### Exercise prompt
Print out every line, exactly as written.

-*-*-

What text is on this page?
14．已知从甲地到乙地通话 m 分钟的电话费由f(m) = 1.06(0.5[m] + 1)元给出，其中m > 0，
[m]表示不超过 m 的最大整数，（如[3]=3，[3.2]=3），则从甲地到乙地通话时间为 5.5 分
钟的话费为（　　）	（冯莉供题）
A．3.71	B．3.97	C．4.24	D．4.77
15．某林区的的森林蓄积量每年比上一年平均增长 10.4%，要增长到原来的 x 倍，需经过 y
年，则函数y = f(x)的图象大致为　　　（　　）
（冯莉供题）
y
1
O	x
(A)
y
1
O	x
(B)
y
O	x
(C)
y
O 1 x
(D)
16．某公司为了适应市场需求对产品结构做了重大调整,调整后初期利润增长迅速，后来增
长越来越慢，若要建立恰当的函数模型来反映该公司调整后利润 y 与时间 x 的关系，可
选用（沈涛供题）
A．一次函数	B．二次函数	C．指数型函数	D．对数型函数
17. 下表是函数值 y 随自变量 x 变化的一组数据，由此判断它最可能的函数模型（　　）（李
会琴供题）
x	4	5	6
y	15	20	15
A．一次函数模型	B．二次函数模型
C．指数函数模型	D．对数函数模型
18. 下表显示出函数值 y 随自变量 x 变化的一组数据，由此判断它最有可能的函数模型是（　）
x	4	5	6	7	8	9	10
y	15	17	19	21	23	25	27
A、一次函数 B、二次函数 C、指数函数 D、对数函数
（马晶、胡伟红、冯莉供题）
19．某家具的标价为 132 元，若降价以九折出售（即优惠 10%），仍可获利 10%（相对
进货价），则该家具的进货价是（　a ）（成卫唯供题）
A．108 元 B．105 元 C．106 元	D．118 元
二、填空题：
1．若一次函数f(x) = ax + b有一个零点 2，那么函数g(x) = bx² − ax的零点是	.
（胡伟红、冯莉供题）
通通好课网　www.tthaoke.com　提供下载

-*-*-

### Task response
What text is on this page?
14．已知从甲地到乙地通话 m 分钟的电话费由f(m) = 1.06(0.5[m] + 1)元给出，其中m > 0，
[m]表示不超过 m 的最大整数，（如[3]=3，[3.2]=3），则从甲地到乙地通话时间为 5.5 分
钟的话费为（　　）	（冯莉供题）
A．3.71	B．3.97	C．4.24	D．4.77
15．某林区的的森林蓄积量每年比上一年平均增长 10.4%，要增长到原来的 x 倍，需经过 y
年，则函数y = f(x)的图象大致为　　　（　　）
（冯莉供题）
y
1
O	x
(A)
y
1
O	x
(B)
y
O	x
(C)
y
O 1 x
(D)
16．某公司为了适应市场需求对产品结构做了重大调整,调整后初期利润增长迅速，后来增
长越来越慢，若要建立恰当的函数模型来反映该公司调整后利润 y 与时间 x 的关系，可
选用（沈涛供题）
A．一次函数	B．二次函数	C．指数型函数	D．对数型函数
17. 下表是函数值 y 随自变量 x 变化的一组数据，由此判断它最可能的函数模型（　　）（李
会琴供题）
x	4	5	6
y	15	20	15
A．一次函数模型	B．二次函数模型
C．指数函数模型	D．对数函数模型
18. 下表显示出函数值 y 随自变量 x 变化的一组数据，由此判断它最有可能的函数模型是（　）
x	4	5	6	7	8	9	10
y	15	17	19	21	23	25	27
A、一次函数 B、二次函数 C、指数函数 D、对数函数
（马晶、胡伟红、冯莉供题）
19．某家具的标价为 132 元，若降价以九折出售（即优惠 10%），仍可获利 10%（相对
进货价），则该家具的进货价是（　a ）（成卫唯供题）
A．108 元 B．105 元 C．106 元	D．118 元
二、填空题：
1．若一次函数f(x) = ax + b有一个零点 2，那么函数g(x) = bx² − ax的零点是	.
（胡伟红、冯莉供题）
通通好课网　www.tthaoke.com　提供下载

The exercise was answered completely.